**Requirement**
Can you retype every record below exactly as written?

**Supplied data**
## start

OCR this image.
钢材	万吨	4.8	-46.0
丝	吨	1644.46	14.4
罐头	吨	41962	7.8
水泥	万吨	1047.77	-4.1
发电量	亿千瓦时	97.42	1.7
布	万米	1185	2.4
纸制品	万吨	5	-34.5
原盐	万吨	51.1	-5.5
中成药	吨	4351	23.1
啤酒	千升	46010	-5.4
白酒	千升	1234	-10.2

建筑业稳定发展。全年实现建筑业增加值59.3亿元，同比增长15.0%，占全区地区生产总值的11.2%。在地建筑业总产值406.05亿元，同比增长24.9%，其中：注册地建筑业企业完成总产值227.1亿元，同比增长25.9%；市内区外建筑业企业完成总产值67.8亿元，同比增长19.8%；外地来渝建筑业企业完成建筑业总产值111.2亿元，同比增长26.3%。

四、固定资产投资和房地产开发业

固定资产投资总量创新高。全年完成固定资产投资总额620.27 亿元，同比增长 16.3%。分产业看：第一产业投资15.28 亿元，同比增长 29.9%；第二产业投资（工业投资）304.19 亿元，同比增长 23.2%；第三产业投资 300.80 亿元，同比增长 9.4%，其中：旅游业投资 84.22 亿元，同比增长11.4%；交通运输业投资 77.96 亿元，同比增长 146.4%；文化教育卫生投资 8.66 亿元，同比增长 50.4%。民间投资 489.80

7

## end

**Reply**
OCR this image.
钢材	万吨	4.8	-46.0
丝	吨	1644.46	14.4
罐头	吨	41962	7.8
水泥	万吨	1047.77	-4.1
发电量	亿千瓦时	97.42	1.7
布	万米	1185	2.4
纸制品	万吨	5	-34.5
原盐	万吨	51.1	-5.5
中成药	吨	4351	23.1
啤酒	千升	46010	-5.4
白酒	千升	1234	-10.2

建筑业稳定发展。全年实现建筑业增加值59.3亿元，同比增长15.0%，占全区地区生产总值的11.2%。在地建筑业总产值406.05亿元，同比增长24.9%，其中：注册地建筑业企业完成总产值227.1亿元，同比增长25.9%；市内区外建筑业企业完成总产值67.8亿元，同比增长19.8%；外地来渝建筑业企业完成建筑业总产值111.2亿元，同比增长26.3%。

四、固定资产投资和房地产开发业

固定资产投资总量创新高。全年完成固定资产投资总额620.27 亿元，同比增长 16.3%。分产业看：第一产业投资15.28 亿元，同比增长 29.9%；第二产业投资（工业投资）304.19 亿元，同比增长 23.2%；第三产业投资 300.80 亿元，同比增长 9.4%，其中：旅游业投资 84.22 亿元，同比增长11.4%；交通运输业投资 77.96 亿元，同比增长 146.4%；文化教育卫生投资 8.66 亿元，同比增长 50.4%。民间投资 489.80

7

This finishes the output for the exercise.